[BEGIN GIVEN DATA]

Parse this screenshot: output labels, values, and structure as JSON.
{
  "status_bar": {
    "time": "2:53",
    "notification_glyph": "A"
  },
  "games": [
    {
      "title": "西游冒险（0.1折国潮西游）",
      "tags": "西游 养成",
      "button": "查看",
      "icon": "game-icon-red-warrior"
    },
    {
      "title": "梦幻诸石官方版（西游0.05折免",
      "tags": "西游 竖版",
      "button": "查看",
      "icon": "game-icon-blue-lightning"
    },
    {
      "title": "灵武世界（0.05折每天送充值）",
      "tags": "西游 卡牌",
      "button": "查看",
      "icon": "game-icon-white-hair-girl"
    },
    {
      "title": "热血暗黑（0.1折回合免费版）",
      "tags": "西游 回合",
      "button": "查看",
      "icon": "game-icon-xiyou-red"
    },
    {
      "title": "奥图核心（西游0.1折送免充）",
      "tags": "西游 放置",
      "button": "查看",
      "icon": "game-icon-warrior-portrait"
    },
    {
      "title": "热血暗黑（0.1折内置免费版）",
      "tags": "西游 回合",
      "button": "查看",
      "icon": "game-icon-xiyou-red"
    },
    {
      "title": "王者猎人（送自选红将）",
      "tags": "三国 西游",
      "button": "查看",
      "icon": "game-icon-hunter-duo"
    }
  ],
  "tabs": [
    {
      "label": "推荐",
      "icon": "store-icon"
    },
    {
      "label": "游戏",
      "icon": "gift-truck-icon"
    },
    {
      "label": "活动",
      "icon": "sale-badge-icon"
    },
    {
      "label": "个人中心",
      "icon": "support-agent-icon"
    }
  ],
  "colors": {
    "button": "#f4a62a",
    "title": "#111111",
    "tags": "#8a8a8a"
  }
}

[END GIVEN DATA]

THE TASK:
Examine the records and pull out every line where the string "title" occurs.

THE OUTPUT:
      "title": "西游冒险（0.1折国潮西游）",
      "title": "梦幻诸石官方版（西游0.05折免",
      "title": "灵武世界（0.05折每天送充值）",
      "title": "热血暗黑（0.1折回合免费版）",
      "title": "奥图核心（西游0.1折送免充）",
      "title": "热血暗黑（0.1折内置免费版）",
      "title": "王者猎人（送自选红将）",
    "title": "#111111",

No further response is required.